EXERCISE DATA →
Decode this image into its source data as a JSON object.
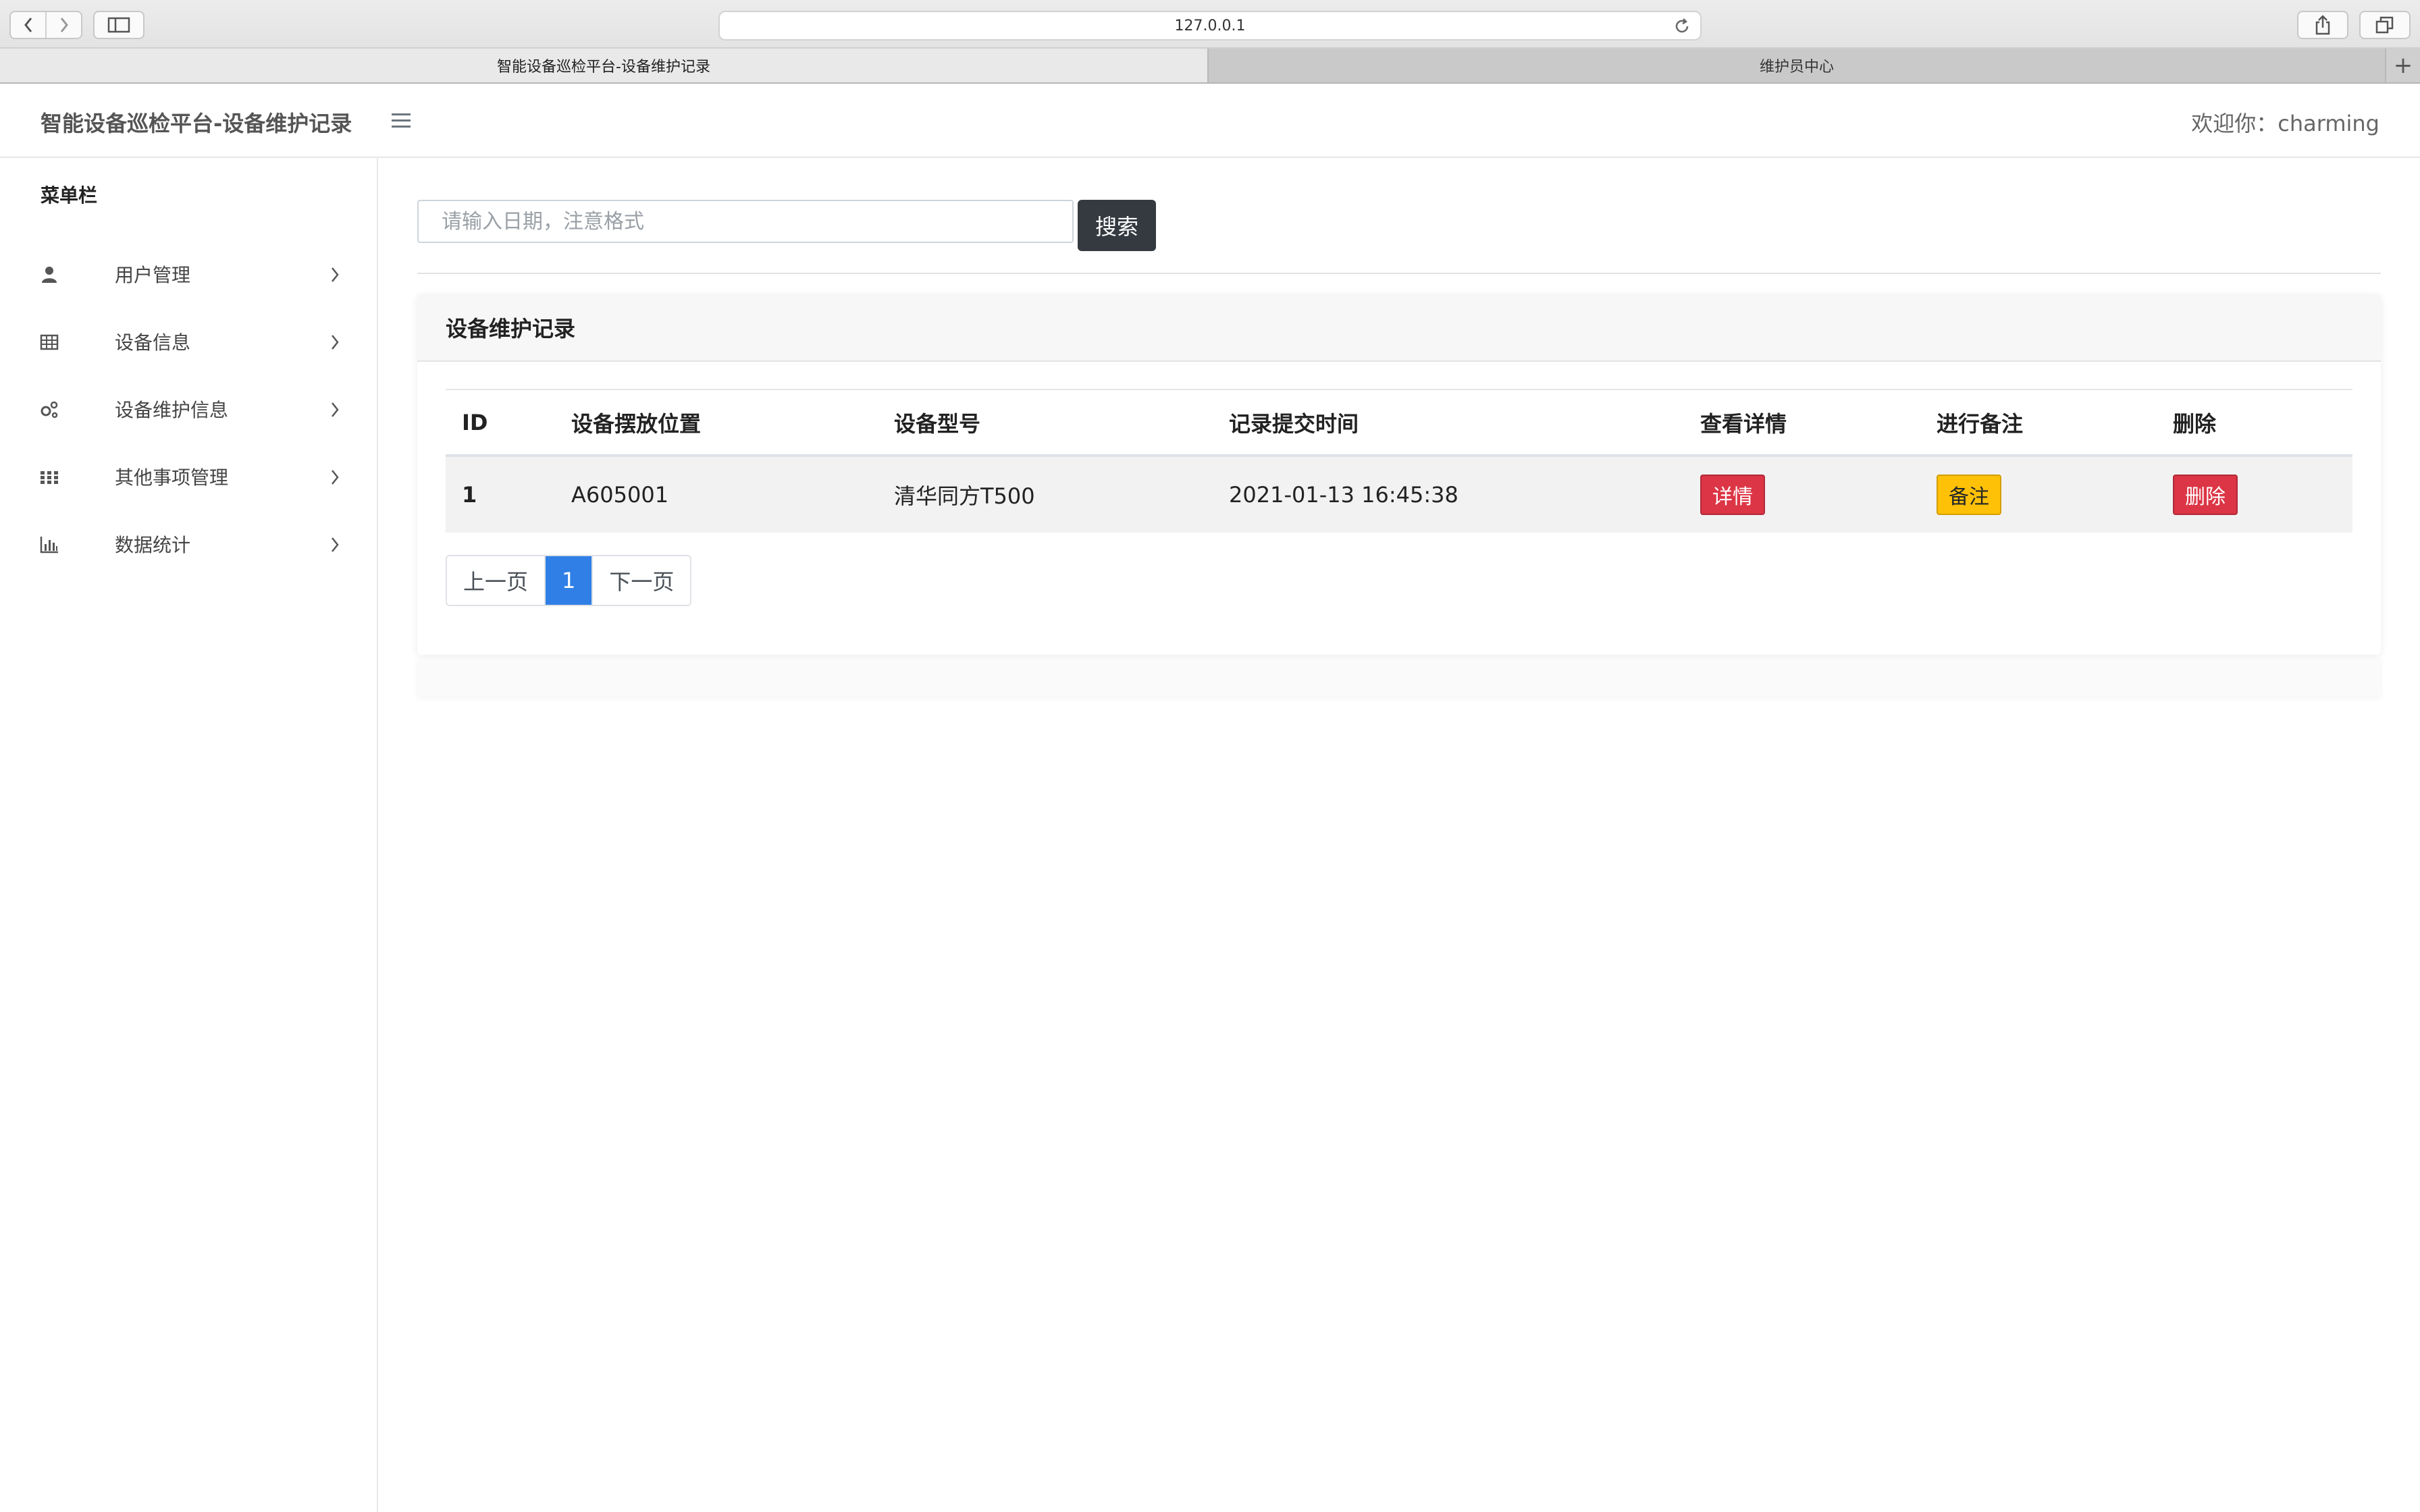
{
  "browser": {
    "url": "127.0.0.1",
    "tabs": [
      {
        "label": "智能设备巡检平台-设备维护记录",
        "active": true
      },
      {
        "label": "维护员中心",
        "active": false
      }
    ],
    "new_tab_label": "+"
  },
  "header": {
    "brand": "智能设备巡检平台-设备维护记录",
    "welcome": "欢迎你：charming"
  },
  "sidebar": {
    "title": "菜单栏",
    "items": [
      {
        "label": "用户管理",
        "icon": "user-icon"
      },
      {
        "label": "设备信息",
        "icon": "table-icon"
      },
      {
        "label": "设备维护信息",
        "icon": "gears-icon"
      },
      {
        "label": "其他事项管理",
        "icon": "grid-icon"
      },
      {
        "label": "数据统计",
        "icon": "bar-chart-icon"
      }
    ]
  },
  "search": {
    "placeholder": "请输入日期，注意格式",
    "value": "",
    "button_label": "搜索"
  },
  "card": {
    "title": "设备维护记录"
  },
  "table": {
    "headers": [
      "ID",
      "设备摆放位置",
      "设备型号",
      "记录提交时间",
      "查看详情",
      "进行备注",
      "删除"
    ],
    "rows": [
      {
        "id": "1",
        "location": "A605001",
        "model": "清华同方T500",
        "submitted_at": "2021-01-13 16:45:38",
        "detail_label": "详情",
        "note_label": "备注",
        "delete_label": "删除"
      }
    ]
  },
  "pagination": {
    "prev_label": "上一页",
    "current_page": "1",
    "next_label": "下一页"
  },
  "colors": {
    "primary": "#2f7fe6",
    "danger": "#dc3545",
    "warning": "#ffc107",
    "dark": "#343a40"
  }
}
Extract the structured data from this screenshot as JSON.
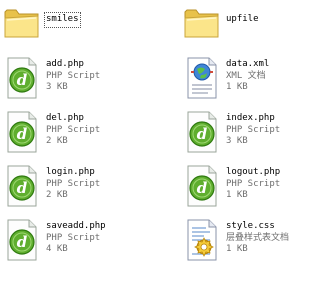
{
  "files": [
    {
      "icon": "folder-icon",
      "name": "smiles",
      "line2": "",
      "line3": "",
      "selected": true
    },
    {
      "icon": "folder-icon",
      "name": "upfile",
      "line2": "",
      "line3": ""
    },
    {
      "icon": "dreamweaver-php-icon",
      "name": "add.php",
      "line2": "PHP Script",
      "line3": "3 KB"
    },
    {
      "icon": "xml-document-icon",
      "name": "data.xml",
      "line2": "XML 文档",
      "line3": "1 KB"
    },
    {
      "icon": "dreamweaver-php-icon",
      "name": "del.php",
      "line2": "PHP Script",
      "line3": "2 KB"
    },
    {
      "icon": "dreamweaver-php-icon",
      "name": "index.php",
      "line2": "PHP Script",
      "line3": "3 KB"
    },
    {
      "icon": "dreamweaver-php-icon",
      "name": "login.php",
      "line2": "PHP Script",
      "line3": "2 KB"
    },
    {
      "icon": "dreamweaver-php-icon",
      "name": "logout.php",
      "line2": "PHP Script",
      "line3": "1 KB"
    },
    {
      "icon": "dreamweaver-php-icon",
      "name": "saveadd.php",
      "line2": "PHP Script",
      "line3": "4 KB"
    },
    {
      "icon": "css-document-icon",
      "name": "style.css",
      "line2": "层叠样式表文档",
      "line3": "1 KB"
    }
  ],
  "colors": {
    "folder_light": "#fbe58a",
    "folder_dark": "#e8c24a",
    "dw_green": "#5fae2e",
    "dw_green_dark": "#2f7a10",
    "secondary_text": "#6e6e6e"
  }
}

GOAL OF THE EXERCISE → Report how many lines of the data hold the string "name"; give only the number.

SOLUTION TO THIS PROBLEM → 10